◆ Aim of the task
Pick out each line of the records in which the word "våre" appears.
== Data provided ==
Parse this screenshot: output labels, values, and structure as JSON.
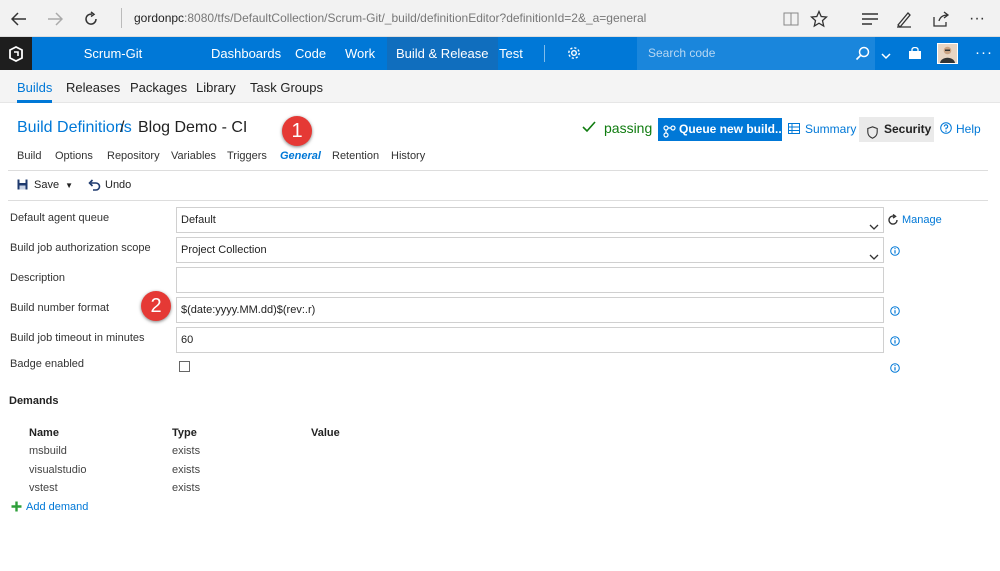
{
  "browser": {
    "url_host": "gordonpc",
    "url_rest": ":8080/tfs/DefaultCollection/Scrum-Git/_build/definitionEditor?definitionId=2&_a=general"
  },
  "topnav": {
    "project": "Scrum-Git",
    "items": [
      "Dashboards",
      "Code",
      "Work",
      "Build & Release",
      "Test"
    ],
    "active": "Build & Release",
    "search_placeholder": "Search code",
    "more": "···"
  },
  "hub": {
    "items": [
      "Builds",
      "Releases",
      "Packages",
      "Library",
      "Task Groups"
    ],
    "active": "Builds"
  },
  "header": {
    "breadcrumb": "Build Definitions",
    "separator": "/",
    "title": "Blog Demo - CI",
    "status": "passing",
    "queue_button": "Queue new build...",
    "summary": "Summary",
    "security": "Security",
    "help": "Help"
  },
  "annotations": [
    "1",
    "2"
  ],
  "tabs": {
    "items": [
      "Build",
      "Options",
      "Repository",
      "Variables",
      "Triggers",
      "General",
      "Retention",
      "History"
    ],
    "active": "General"
  },
  "toolbar": {
    "save": "Save",
    "undo": "Undo"
  },
  "form": {
    "agent_queue_label": "Default agent queue",
    "agent_queue_value": "Default",
    "manage": "Manage",
    "auth_scope_label": "Build job authorization scope",
    "auth_scope_value": "Project Collection",
    "description_label": "Description",
    "description_value": "",
    "number_format_label": "Build number format",
    "number_format_value": "$(date:yyyy.MM.dd)$(rev:.r)",
    "timeout_label": "Build job timeout in minutes",
    "timeout_value": "60",
    "badge_label": "Badge enabled",
    "badge_checked": false
  },
  "demands": {
    "heading": "Demands",
    "columns": [
      "Name",
      "Type",
      "Value"
    ],
    "rows": [
      {
        "name": "msbuild",
        "type": "exists",
        "value": ""
      },
      {
        "name": "visualstudio",
        "type": "exists",
        "value": ""
      },
      {
        "name": "vstest",
        "type": "exists",
        "value": ""
      }
    ],
    "add": "Add demand"
  },
  "colors": {
    "brand": "#0078d7",
    "status_ok": "#107c10",
    "annotation": "#e53935"
  }
}
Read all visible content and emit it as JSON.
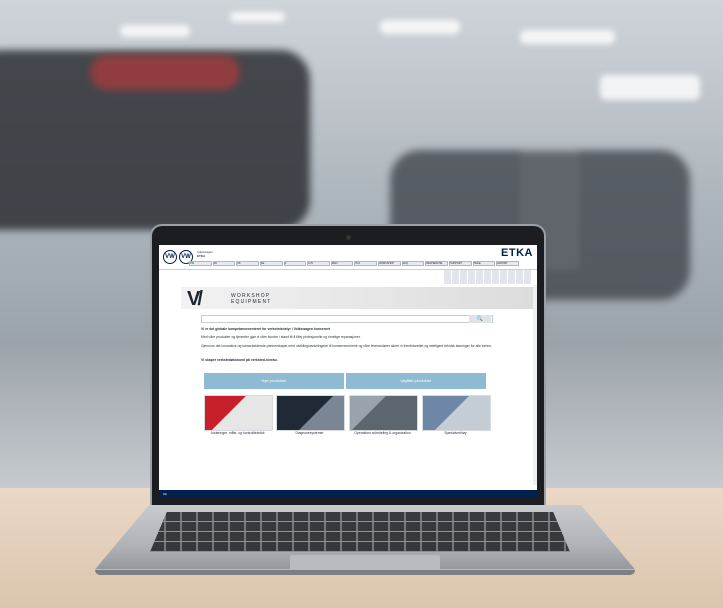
{
  "scene": "laptop on desk in blurred workshop",
  "header": {
    "logo_left": "VW",
    "logo_right": "VW",
    "brand_small": "Volkswagen",
    "line1": "ETKA",
    "etka": "ETKA"
  },
  "nav": [
    "VW",
    "AU",
    "SK",
    "SE",
    "C",
    "LCV",
    "MAN",
    "PLX",
    "WORKSHOP",
    "FAQ",
    "",
    "RECHERCHE",
    "SUPPORT",
    "TEILE",
    "EXPORT"
  ],
  "banner": {
    "logo": "V/",
    "line1": "WORKSHOP",
    "line2": "EQUIPMENT"
  },
  "search": {
    "placeholder": "Søk her",
    "button": "🔍"
  },
  "content": {
    "heading": "Vi er det globale kompetansesenteret for verkstedutstyr i Volkswagen konsernet",
    "p1": "Med våre produkter og tjenester gjør vi våre kunder i stand til å tilby profesjonelle og rimelige reparasjoner.",
    "p2": "Gjennom det innovative og samarbeidende partnerskapet med utviklingsavdelingene til konsernmerkene og våre leverandører sikrer vi fremtidsrettet og intelligent teknisk løsninger for alle behov.",
    "tagline": "Vi skaper verkstedøkonomi på verksted-niveau."
  },
  "buttons": {
    "left": "Nye produkter",
    "right": "Utgåtte produkter"
  },
  "tiles": [
    {
      "caption": "Justeringer, måle- og kontrollteknikk"
    },
    {
      "caption": "Diagnosesystemer"
    },
    {
      "caption": "Operations schedeling & organization"
    },
    {
      "caption": "Spesialverktøy"
    }
  ],
  "status": [
    "Ok",
    "",
    "",
    "",
    "",
    "",
    "",
    ""
  ]
}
===
◆ Solution to this problem
    "p1": "Med våre produkter og tjenester gjør vi våre kunder i stand til å tilby profesjonelle og rimelige reparasjoner.",
    "p2": "Gjennom det innovative og samarbeidende partnerskapet med utviklingsavdelingene til konsernmerkene og våre leverandører sikrer vi fremtidsrettet og intelligent teknisk løsninger for alle behov.",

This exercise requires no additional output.